> [SET TASK]:
Set down all of the entries word for word, omitting the images they contain.

[Structured figure records]
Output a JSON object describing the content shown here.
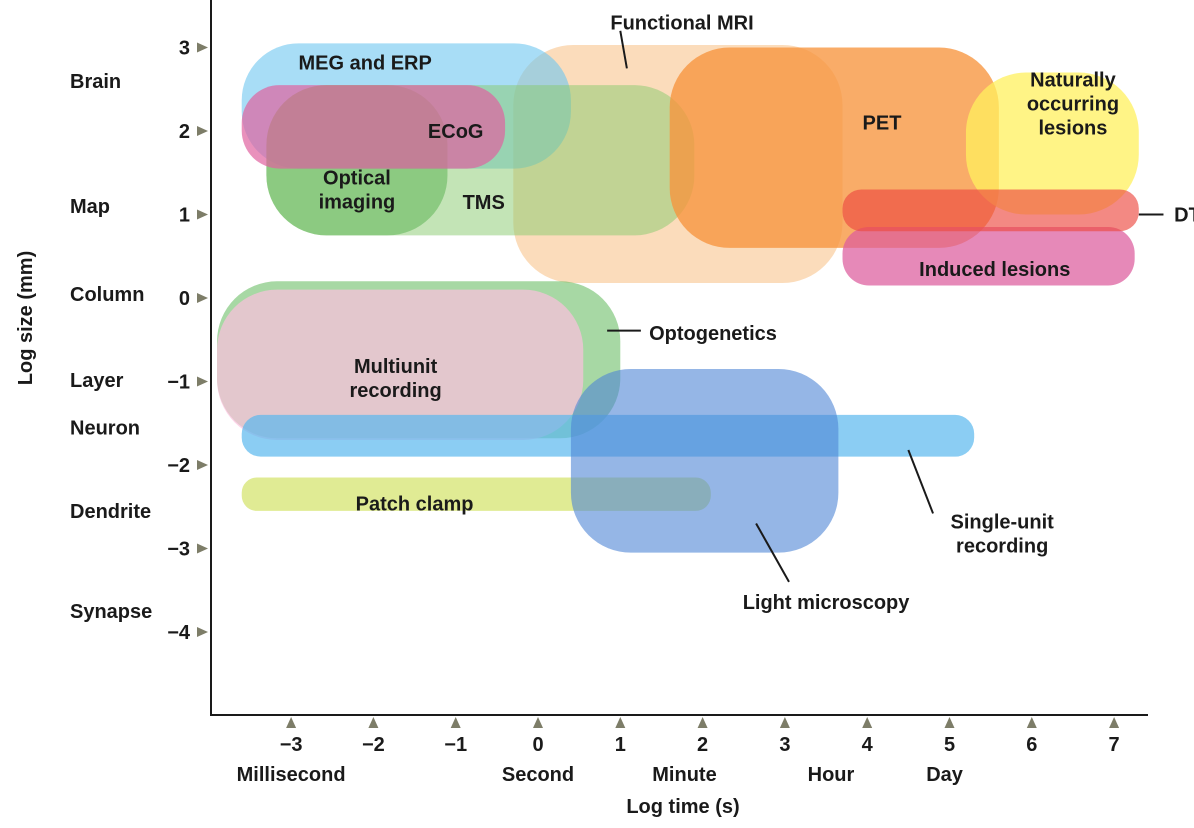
{
  "chart_data": {
    "type": "region-map",
    "xlabel": "Log time (s)",
    "ylabel": "Log size (mm)",
    "x_ticks": [
      -3,
      -2,
      -1,
      0,
      1,
      2,
      3,
      4,
      5,
      6,
      7
    ],
    "y_ticks": [
      3,
      2,
      1,
      0,
      -1,
      -2,
      -3,
      -4
    ],
    "x_tick_labels": [
      "−3",
      "−2",
      "−1",
      "0",
      "1",
      "2",
      "3",
      "4",
      "5",
      "6",
      "7"
    ],
    "y_tick_labels": [
      "3",
      "2",
      "1",
      "0",
      "−1",
      "−2",
      "−3",
      "−4"
    ],
    "time_scale_labels": [
      {
        "text": "Millisecond",
        "value": -3
      },
      {
        "text": "Second",
        "value": 0
      },
      {
        "text": "Minute",
        "value": 1.78
      },
      {
        "text": "Hour",
        "value": 3.56
      },
      {
        "text": "Day",
        "value": 4.94
      }
    ],
    "size_scale_labels": [
      {
        "text": "Brain",
        "value": 2.6
      },
      {
        "text": "Map",
        "value": 1.1
      },
      {
        "text": "Column",
        "value": 0.05
      },
      {
        "text": "Layer",
        "value": -0.98
      },
      {
        "text": "Neuron",
        "value": -1.55
      },
      {
        "text": "Dendrite",
        "value": -2.55
      },
      {
        "text": "Synapse",
        "value": -3.75
      }
    ],
    "regions": [
      {
        "name": "Functional MRI",
        "time": [
          -0.3,
          3.7
        ],
        "size": [
          0.18,
          3.03
        ],
        "color": "#f9c48e",
        "opacity": 0.6
      },
      {
        "name": "MEG and ERP",
        "time": [
          -3.6,
          0.4
        ],
        "size": [
          1.55,
          3.05
        ],
        "color": "#6ec7f0",
        "opacity": 0.6
      },
      {
        "name": "TMS",
        "time": [
          -3.3,
          1.9
        ],
        "size": [
          0.75,
          2.55
        ],
        "color": "#88c96d",
        "opacity": 0.5
      },
      {
        "name": "Optical imaging",
        "time": [
          -3.3,
          -1.1
        ],
        "size": [
          0.75,
          2.55
        ],
        "color": "#6fbb66",
        "opacity": 0.65
      },
      {
        "name": "ECoG",
        "time": [
          -3.6,
          -0.4
        ],
        "size": [
          1.55,
          2.55
        ],
        "color": "#e0629f",
        "opacity": 0.7
      },
      {
        "name": "PET",
        "time": [
          1.6,
          5.6
        ],
        "size": [
          0.6,
          3.0
        ],
        "color": "#f7953e",
        "opacity": 0.78
      },
      {
        "name": "Naturally occurring lesions",
        "time": [
          5.2,
          7.3
        ],
        "size": [
          1.0,
          2.7
        ],
        "color": "#fff05e",
        "opacity": 0.75
      },
      {
        "name": "Induced lesions",
        "time": [
          3.7,
          7.25
        ],
        "size": [
          0.15,
          0.85
        ],
        "color": "#dc5b9c",
        "opacity": 0.72
      },
      {
        "name": "DTI",
        "time": [
          3.7,
          7.3
        ],
        "size": [
          0.8,
          1.3
        ],
        "color": "#ec4a41",
        "opacity": 0.65
      },
      {
        "name": "Optogenetics",
        "time": [
          -3.9,
          1.0
        ],
        "size": [
          -1.68,
          0.2
        ],
        "color": "#5fb85a",
        "opacity": 0.55
      },
      {
        "name": "Multiunit recording",
        "time": [
          -3.9,
          0.55
        ],
        "size": [
          -1.7,
          0.1
        ],
        "color": "#fcc0de",
        "opacity": 0.7
      },
      {
        "name": "Single-unit recording",
        "time": [
          -3.6,
          5.3
        ],
        "size": [
          -1.9,
          -1.4
        ],
        "color": "#5ab8ee",
        "opacity": 0.7
      },
      {
        "name": "Patch clamp",
        "time": [
          -3.6,
          2.1
        ],
        "size": [
          -2.55,
          -2.15
        ],
        "color": "#cfe05a",
        "opacity": 0.65
      },
      {
        "name": "Light microscopy",
        "time": [
          0.4,
          3.65
        ],
        "size": [
          -3.05,
          -0.85
        ],
        "color": "#4f86d6",
        "opacity": 0.6
      }
    ],
    "region_labels": [
      {
        "lines": [
          "Functional MRI"
        ],
        "anchor": [
          1.75,
          3.3
        ],
        "align": "middle",
        "leader": [
          [
            1.0,
            3.2
          ],
          [
            1.08,
            2.75
          ]
        ]
      },
      {
        "lines": [
          "MEG and ERP"
        ],
        "anchor": [
          -2.1,
          2.82
        ],
        "align": "middle"
      },
      {
        "lines": [
          "ECoG"
        ],
        "anchor": [
          -1.0,
          2.0
        ],
        "align": "middle"
      },
      {
        "lines": [
          "Optical",
          "imaging"
        ],
        "anchor": [
          -2.2,
          1.3
        ],
        "align": "middle"
      },
      {
        "lines": [
          "TMS"
        ],
        "anchor": [
          -0.66,
          1.15
        ],
        "align": "middle"
      },
      {
        "lines": [
          "PET"
        ],
        "anchor": [
          4.18,
          2.1
        ],
        "align": "middle"
      },
      {
        "lines": [
          "Naturally",
          "occurring",
          "lesions"
        ],
        "anchor": [
          6.5,
          2.33
        ],
        "align": "middle"
      },
      {
        "lines": [
          "DTI"
        ],
        "anchor": [
          7.73,
          1.0
        ],
        "align": "start",
        "leader": [
          [
            7.3,
            1.0
          ],
          [
            7.6,
            1.0
          ]
        ]
      },
      {
        "lines": [
          "Induced lesions"
        ],
        "anchor": [
          5.55,
          0.35
        ],
        "align": "middle"
      },
      {
        "lines": [
          "Optogenetics"
        ],
        "anchor": [
          1.35,
          -0.42
        ],
        "align": "start",
        "leader": [
          [
            0.84,
            -0.39
          ],
          [
            1.25,
            -0.39
          ]
        ]
      },
      {
        "lines": [
          "Multiunit",
          "recording"
        ],
        "anchor": [
          -1.73,
          -0.96
        ],
        "align": "middle"
      },
      {
        "lines": [
          "Patch clamp"
        ],
        "anchor": [
          -1.5,
          -2.46
        ],
        "align": "middle"
      },
      {
        "lines": [
          "Single-unit",
          "recording"
        ],
        "anchor": [
          5.64,
          -2.82
        ],
        "align": "middle",
        "leader": [
          [
            4.5,
            -1.82
          ],
          [
            4.8,
            -2.58
          ]
        ]
      },
      {
        "lines": [
          "Light microscopy"
        ],
        "anchor": [
          3.5,
          -3.64
        ],
        "align": "middle",
        "leader": [
          [
            2.65,
            -2.7
          ],
          [
            3.05,
            -3.4
          ]
        ]
      }
    ]
  }
}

> [RESULT BELOW]:
Output a JSON object describing the content shown here.
{
  "chart_data": {
    "type": "region-map",
    "xlabel": "Log time (s)",
    "ylabel": "Log size (mm)",
    "x_ticks": [
      -3,
      -2,
      -1,
      0,
      1,
      2,
      3,
      4,
      5,
      6,
      7
    ],
    "y_ticks": [
      3,
      2,
      1,
      0,
      -1,
      -2,
      -3,
      -4
    ],
    "x_tick_labels": [
      "−3",
      "−2",
      "−1",
      "0",
      "1",
      "2",
      "3",
      "4",
      "5",
      "6",
      "7"
    ],
    "y_tick_labels": [
      "3",
      "2",
      "1",
      "0",
      "−1",
      "−2",
      "−3",
      "−4"
    ],
    "time_scale_labels": [
      {
        "text": "Millisecond",
        "value": -3
      },
      {
        "text": "Second",
        "value": 0
      },
      {
        "text": "Minute",
        "value": 1.78
      },
      {
        "text": "Hour",
        "value": 3.56
      },
      {
        "text": "Day",
        "value": 4.94
      }
    ],
    "size_scale_labels": [
      {
        "text": "Brain",
        "value": 2.6
      },
      {
        "text": "Map",
        "value": 1.1
      },
      {
        "text": "Column",
        "value": 0.05
      },
      {
        "text": "Layer",
        "value": -0.98
      },
      {
        "text": "Neuron",
        "value": -1.55
      },
      {
        "text": "Dendrite",
        "value": -2.55
      },
      {
        "text": "Synapse",
        "value": -3.75
      }
    ],
    "regions": [
      {
        "name": "Functional MRI",
        "time": [
          -0.3,
          3.7
        ],
        "size": [
          0.18,
          3.03
        ],
        "color": "#f9c48e",
        "opacity": 0.6
      },
      {
        "name": "MEG and ERP",
        "time": [
          -3.6,
          0.4
        ],
        "size": [
          1.55,
          3.05
        ],
        "color": "#6ec7f0",
        "opacity": 0.6
      },
      {
        "name": "TMS",
        "time": [
          -3.3,
          1.9
        ],
        "size": [
          0.75,
          2.55
        ],
        "color": "#88c96d",
        "opacity": 0.5
      },
      {
        "name": "Optical imaging",
        "time": [
          -3.3,
          -1.1
        ],
        "size": [
          0.75,
          2.55
        ],
        "color": "#6fbb66",
        "opacity": 0.65
      },
      {
        "name": "ECoG",
        "time": [
          -3.6,
          -0.4
        ],
        "size": [
          1.55,
          2.55
        ],
        "color": "#e0629f",
        "opacity": 0.7
      },
      {
        "name": "PET",
        "time": [
          1.6,
          5.6
        ],
        "size": [
          0.6,
          3.0
        ],
        "color": "#f7953e",
        "opacity": 0.78
      },
      {
        "name": "Naturally occurring lesions",
        "time": [
          5.2,
          7.3
        ],
        "size": [
          1.0,
          2.7
        ],
        "color": "#fff05e",
        "opacity": 0.75
      },
      {
        "name": "Induced lesions",
        "time": [
          3.7,
          7.25
        ],
        "size": [
          0.15,
          0.85
        ],
        "color": "#dc5b9c",
        "opacity": 0.72
      },
      {
        "name": "DTI",
        "time": [
          3.7,
          7.3
        ],
        "size": [
          0.8,
          1.3
        ],
        "color": "#ec4a41",
        "opacity": 0.65
      },
      {
        "name": "Optogenetics",
        "time": [
          -3.9,
          1.0
        ],
        "size": [
          -1.68,
          0.2
        ],
        "color": "#5fb85a",
        "opacity": 0.55
      },
      {
        "name": "Multiunit recording",
        "time": [
          -3.9,
          0.55
        ],
        "size": [
          -1.7,
          0.1
        ],
        "color": "#fcc0de",
        "opacity": 0.7
      },
      {
        "name": "Single-unit recording",
        "time": [
          -3.6,
          5.3
        ],
        "size": [
          -1.9,
          -1.4
        ],
        "color": "#5ab8ee",
        "opacity": 0.7
      },
      {
        "name": "Patch clamp",
        "time": [
          -3.6,
          2.1
        ],
        "size": [
          -2.55,
          -2.15
        ],
        "color": "#cfe05a",
        "opacity": 0.65
      },
      {
        "name": "Light microscopy",
        "time": [
          0.4,
          3.65
        ],
        "size": [
          -3.05,
          -0.85
        ],
        "color": "#4f86d6",
        "opacity": 0.6
      }
    ],
    "region_labels": [
      {
        "lines": [
          "Functional MRI"
        ],
        "anchor": [
          1.75,
          3.3
        ],
        "align": "middle",
        "leader": [
          [
            1.0,
            3.2
          ],
          [
            1.08,
            2.75
          ]
        ]
      },
      {
        "lines": [
          "MEG and ERP"
        ],
        "anchor": [
          -2.1,
          2.82
        ],
        "align": "middle"
      },
      {
        "lines": [
          "ECoG"
        ],
        "anchor": [
          -1.0,
          2.0
        ],
        "align": "middle"
      },
      {
        "lines": [
          "Optical",
          "imaging"
        ],
        "anchor": [
          -2.2,
          1.3
        ],
        "align": "middle"
      },
      {
        "lines": [
          "TMS"
        ],
        "anchor": [
          -0.66,
          1.15
        ],
        "align": "middle"
      },
      {
        "lines": [
          "PET"
        ],
        "anchor": [
          4.18,
          2.1
        ],
        "align": "middle"
      },
      {
        "lines": [
          "Naturally",
          "occurring",
          "lesions"
        ],
        "anchor": [
          6.5,
          2.33
        ],
        "align": "middle"
      },
      {
        "lines": [
          "DTI"
        ],
        "anchor": [
          7.73,
          1.0
        ],
        "align": "start",
        "leader": [
          [
            7.3,
            1.0
          ],
          [
            7.6,
            1.0
          ]
        ]
      },
      {
        "lines": [
          "Induced lesions"
        ],
        "anchor": [
          5.55,
          0.35
        ],
        "align": "middle"
      },
      {
        "lines": [
          "Optogenetics"
        ],
        "anchor": [
          1.35,
          -0.42
        ],
        "align": "start",
        "leader": [
          [
            0.84,
            -0.39
          ],
          [
            1.25,
            -0.39
          ]
        ]
      },
      {
        "lines": [
          "Multiunit",
          "recording"
        ],
        "anchor": [
          -1.73,
          -0.96
        ],
        "align": "middle"
      },
      {
        "lines": [
          "Patch clamp"
        ],
        "anchor": [
          -1.5,
          -2.46
        ],
        "align": "middle"
      },
      {
        "lines": [
          "Single-unit",
          "recording"
        ],
        "anchor": [
          5.64,
          -2.82
        ],
        "align": "middle",
        "leader": [
          [
            4.5,
            -1.82
          ],
          [
            4.8,
            -2.58
          ]
        ]
      },
      {
        "lines": [
          "Light microscopy"
        ],
        "anchor": [
          3.5,
          -3.64
        ],
        "align": "middle",
        "leader": [
          [
            2.65,
            -2.7
          ],
          [
            3.05,
            -3.4
          ]
        ]
      }
    ]
  }
}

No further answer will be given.